GIVEN PROBLEM ▸ Write out, precisely and in full, each line of the material.

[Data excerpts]
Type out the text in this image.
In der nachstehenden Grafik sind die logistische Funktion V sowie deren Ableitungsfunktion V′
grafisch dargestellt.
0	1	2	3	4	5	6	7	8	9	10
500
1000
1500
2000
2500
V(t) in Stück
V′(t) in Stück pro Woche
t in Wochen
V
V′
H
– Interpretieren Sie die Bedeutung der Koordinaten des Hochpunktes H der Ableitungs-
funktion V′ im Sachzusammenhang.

SOLUTION TO THIS EXERCISE ▸
Type out the text in this image.
In der nachstehenden Grafik sind die logistische Funktion V sowie deren Ableitungsfunktion V′
grafisch dargestellt.
0	1	2	3	4	5	6	7	8	9	10
500
1000
1500
2000
2500
V(t) in Stück
V′(t) in Stück pro Woche
t in Wochen
V
V′
H
– Interpretieren Sie die Bedeutung der Koordinaten des Hochpunktes H der Ableitungs-
funktion V′ im Sachzusammenhang.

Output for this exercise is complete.